» **Exercise task**
Copy every entry precisely.

* Begin Information shown *

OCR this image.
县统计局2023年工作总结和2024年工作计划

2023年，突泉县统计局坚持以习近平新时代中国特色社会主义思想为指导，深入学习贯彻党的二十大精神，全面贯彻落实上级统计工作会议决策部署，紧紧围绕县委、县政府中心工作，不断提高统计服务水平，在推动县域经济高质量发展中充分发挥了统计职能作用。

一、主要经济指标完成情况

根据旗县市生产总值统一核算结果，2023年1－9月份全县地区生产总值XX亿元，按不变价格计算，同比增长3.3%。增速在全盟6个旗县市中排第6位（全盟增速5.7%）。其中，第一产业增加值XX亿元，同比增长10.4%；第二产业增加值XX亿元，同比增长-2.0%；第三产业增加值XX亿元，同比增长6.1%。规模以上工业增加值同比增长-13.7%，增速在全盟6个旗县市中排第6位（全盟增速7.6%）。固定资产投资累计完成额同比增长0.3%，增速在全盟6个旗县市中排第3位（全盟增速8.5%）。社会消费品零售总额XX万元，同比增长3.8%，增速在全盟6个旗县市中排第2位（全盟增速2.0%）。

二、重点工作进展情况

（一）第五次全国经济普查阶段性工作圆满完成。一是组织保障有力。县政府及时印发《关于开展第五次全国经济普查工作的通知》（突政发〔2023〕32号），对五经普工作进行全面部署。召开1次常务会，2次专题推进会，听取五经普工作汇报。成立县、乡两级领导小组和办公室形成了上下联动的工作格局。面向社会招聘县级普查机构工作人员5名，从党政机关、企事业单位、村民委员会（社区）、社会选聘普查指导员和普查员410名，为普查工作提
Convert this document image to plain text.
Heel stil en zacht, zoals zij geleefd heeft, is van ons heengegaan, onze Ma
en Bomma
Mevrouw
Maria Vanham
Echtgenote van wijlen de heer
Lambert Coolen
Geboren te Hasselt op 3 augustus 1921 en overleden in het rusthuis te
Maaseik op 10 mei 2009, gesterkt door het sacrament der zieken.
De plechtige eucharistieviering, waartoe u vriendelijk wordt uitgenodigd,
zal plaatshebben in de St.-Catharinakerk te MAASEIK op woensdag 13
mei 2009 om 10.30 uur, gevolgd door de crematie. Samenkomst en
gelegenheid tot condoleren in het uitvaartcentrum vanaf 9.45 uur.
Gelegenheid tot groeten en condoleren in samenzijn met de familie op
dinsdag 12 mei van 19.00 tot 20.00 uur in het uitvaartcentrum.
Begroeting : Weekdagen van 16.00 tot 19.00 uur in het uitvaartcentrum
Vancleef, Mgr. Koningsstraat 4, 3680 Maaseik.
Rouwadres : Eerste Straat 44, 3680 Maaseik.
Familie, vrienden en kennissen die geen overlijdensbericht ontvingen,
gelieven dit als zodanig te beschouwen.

* End Information shown *

» **Worked solution**
OCR this image.
县统计局2023年工作总结和2024年工作计划

2023年，突泉县统计局坚持以习近平新时代中国特色社会主义思想为指导，深入学习贯彻党的二十大精神，全面贯彻落实上级统计工作会议决策部署，紧紧围绕县委、县政府中心工作，不断提高统计服务水平，在推动县域经济高质量发展中充分发挥了统计职能作用。

一、主要经济指标完成情况

根据旗县市生产总值统一核算结果，2023年1－9月份全县地区生产总值XX亿元，按不变价格计算，同比增长3.3%。增速在全盟6个旗县市中排第6位（全盟增速5.7%）。其中，第一产业增加值XX亿元，同比增长10.4%；第二产业增加值XX亿元，同比增长-2.0%；第三产业增加值XX亿元，同比增长6.1%。规模以上工业增加值同比增长-13.7%，增速在全盟6个旗县市中排第6位（全盟增速7.6%）。固定资产投资累计完成额同比增长0.3%，增速在全盟6个旗县市中排第3位（全盟增速8.5%）。社会消费品零售总额XX万元，同比增长3.8%，增速在全盟6个旗县市中排第2位（全盟增速2.0%）。

二、重点工作进展情况

（一）第五次全国经济普查阶段性工作圆满完成。一是组织保障有力。县政府及时印发《关于开展第五次全国经济普查工作的通知》（突政发〔2023〕32号），对五经普工作进行全面部署。召开1次常务会，2次专题推进会，听取五经普工作汇报。成立县、乡两级领导小组和办公室形成了上下联动的工作格局。面向社会招聘县级普查机构工作人员5名，从党政机关、企事业单位、村民委员会（社区）、社会选聘普查指导员和普查员410名，为普查工作提
Convert this document image to plain text.
Heel stil en zacht, zoals zij geleefd heeft, is van ons heengegaan, onze Ma
en Bomma
Mevrouw
Maria Vanham
Echtgenote van wijlen de heer
Lambert Coolen
Geboren te Hasselt op 3 augustus 1921 en overleden in het rusthuis te
Maaseik op 10 mei 2009, gesterkt door het sacrament der zieken.
De plechtige eucharistieviering, waartoe u vriendelijk wordt uitgenodigd,
zal plaatshebben in de St.-Catharinakerk te MAASEIK op woensdag 13
mei 2009 om 10.30 uur, gevolgd door de crematie. Samenkomst en
gelegenheid tot condoleren in het uitvaartcentrum vanaf 9.45 uur.
Gelegenheid tot groeten en condoleren in samenzijn met de familie op
dinsdag 12 mei van 19.00 tot 20.00 uur in het uitvaartcentrum.
Begroeting : Weekdagen van 16.00 tot 19.00 uur in het uitvaartcentrum
Vancleef, Mgr. Koningsstraat 4, 3680 Maaseik.
Rouwadres : Eerste Straat 44, 3680 Maaseik.
Familie, vrienden en kennissen die geen overlijdensbericht ontvingen,
gelieven dit als zodanig te beschouwen.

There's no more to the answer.